__THE EXERCISE__
Scan the entries below. List each line with "number".

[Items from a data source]
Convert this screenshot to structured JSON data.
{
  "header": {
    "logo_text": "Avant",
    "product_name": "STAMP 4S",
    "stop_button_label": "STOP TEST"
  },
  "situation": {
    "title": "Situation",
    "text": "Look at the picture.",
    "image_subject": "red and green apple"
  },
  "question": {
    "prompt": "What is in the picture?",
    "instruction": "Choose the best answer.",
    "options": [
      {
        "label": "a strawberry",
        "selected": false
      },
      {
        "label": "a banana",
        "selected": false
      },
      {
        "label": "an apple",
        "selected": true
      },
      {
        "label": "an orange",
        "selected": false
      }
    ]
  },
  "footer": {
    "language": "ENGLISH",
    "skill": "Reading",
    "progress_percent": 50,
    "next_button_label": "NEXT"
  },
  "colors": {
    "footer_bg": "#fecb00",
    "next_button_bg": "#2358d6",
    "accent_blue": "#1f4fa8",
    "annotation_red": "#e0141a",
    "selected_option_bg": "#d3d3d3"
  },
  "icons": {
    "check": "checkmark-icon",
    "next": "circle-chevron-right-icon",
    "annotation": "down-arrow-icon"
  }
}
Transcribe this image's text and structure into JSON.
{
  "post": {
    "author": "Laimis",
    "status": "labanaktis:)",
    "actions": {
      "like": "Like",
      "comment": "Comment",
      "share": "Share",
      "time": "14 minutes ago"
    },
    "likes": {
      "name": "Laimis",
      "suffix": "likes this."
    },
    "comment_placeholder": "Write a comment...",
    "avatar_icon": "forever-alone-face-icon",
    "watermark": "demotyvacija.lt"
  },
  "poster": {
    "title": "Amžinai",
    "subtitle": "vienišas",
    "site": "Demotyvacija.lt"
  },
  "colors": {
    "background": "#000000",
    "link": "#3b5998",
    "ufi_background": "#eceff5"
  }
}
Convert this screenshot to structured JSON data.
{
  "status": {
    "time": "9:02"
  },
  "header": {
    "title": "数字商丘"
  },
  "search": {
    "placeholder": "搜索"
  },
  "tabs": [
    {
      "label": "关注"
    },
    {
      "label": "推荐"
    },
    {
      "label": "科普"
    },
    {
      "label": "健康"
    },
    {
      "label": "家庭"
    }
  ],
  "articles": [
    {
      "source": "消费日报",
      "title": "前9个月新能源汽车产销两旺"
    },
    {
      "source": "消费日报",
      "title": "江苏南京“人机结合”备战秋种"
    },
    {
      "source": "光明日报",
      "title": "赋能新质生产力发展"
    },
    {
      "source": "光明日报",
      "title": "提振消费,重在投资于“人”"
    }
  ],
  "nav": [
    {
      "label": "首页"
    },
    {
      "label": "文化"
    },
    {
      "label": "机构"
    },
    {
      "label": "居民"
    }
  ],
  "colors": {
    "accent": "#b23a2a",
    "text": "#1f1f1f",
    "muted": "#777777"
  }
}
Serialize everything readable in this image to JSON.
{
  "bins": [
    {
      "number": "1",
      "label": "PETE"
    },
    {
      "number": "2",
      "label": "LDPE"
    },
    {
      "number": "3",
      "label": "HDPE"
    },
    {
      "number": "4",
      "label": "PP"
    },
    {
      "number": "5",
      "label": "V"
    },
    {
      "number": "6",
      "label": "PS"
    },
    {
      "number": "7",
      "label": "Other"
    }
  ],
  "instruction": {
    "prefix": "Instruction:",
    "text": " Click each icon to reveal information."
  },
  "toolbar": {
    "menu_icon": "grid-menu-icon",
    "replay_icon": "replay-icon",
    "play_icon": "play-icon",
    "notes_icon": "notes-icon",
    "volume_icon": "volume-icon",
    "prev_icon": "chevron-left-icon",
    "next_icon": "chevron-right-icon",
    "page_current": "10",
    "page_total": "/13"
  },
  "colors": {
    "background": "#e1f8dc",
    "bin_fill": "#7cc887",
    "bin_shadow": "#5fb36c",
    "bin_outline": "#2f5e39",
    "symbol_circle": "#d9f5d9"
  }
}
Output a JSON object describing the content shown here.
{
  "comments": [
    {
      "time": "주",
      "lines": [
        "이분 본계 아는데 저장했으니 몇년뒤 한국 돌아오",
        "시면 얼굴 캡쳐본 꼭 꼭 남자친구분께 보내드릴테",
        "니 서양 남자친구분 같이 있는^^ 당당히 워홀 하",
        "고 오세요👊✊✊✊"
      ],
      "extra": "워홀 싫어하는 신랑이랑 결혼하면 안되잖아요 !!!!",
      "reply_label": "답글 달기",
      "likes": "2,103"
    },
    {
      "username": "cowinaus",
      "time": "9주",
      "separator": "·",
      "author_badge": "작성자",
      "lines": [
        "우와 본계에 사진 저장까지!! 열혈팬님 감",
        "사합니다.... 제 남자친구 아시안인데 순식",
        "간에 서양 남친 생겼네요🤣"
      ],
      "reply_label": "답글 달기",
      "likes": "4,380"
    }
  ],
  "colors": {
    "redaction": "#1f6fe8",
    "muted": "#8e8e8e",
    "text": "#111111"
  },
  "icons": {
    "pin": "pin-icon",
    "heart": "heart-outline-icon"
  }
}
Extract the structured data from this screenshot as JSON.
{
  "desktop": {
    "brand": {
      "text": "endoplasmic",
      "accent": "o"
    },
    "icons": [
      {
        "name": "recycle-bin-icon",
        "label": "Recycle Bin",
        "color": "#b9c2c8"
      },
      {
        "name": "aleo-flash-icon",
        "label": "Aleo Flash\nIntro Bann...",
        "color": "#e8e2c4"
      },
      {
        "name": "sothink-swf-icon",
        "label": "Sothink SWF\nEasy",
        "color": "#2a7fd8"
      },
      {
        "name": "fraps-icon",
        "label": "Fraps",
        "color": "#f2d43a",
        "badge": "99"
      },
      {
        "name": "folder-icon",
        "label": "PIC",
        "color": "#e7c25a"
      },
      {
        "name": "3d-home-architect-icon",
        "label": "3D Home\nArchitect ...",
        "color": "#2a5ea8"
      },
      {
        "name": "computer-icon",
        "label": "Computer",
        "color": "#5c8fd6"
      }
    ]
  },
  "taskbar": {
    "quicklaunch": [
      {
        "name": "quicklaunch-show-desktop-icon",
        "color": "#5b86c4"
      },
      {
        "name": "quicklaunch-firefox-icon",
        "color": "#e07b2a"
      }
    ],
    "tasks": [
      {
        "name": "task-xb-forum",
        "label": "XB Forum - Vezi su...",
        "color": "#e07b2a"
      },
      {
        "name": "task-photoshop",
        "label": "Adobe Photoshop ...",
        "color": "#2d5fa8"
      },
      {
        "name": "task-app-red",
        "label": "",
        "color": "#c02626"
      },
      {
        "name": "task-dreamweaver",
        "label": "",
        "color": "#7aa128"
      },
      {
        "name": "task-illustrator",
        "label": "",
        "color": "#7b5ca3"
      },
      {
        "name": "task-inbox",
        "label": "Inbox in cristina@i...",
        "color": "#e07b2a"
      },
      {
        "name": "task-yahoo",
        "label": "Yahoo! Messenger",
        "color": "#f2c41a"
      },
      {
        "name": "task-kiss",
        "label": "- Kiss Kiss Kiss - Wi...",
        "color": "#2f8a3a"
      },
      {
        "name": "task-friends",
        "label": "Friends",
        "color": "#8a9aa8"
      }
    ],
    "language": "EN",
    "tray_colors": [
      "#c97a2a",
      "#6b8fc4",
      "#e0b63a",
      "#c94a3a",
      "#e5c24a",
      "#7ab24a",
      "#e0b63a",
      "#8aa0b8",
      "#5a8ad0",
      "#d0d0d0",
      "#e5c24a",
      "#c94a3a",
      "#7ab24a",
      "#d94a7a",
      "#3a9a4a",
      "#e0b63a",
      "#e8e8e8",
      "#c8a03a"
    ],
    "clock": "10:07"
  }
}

__CORRECT ANSWER__
      "number": "1",
      "number": "2",
      "number": "3",
      "number": "4",
      "number": "5",
      "number": "6",
      "number": "7",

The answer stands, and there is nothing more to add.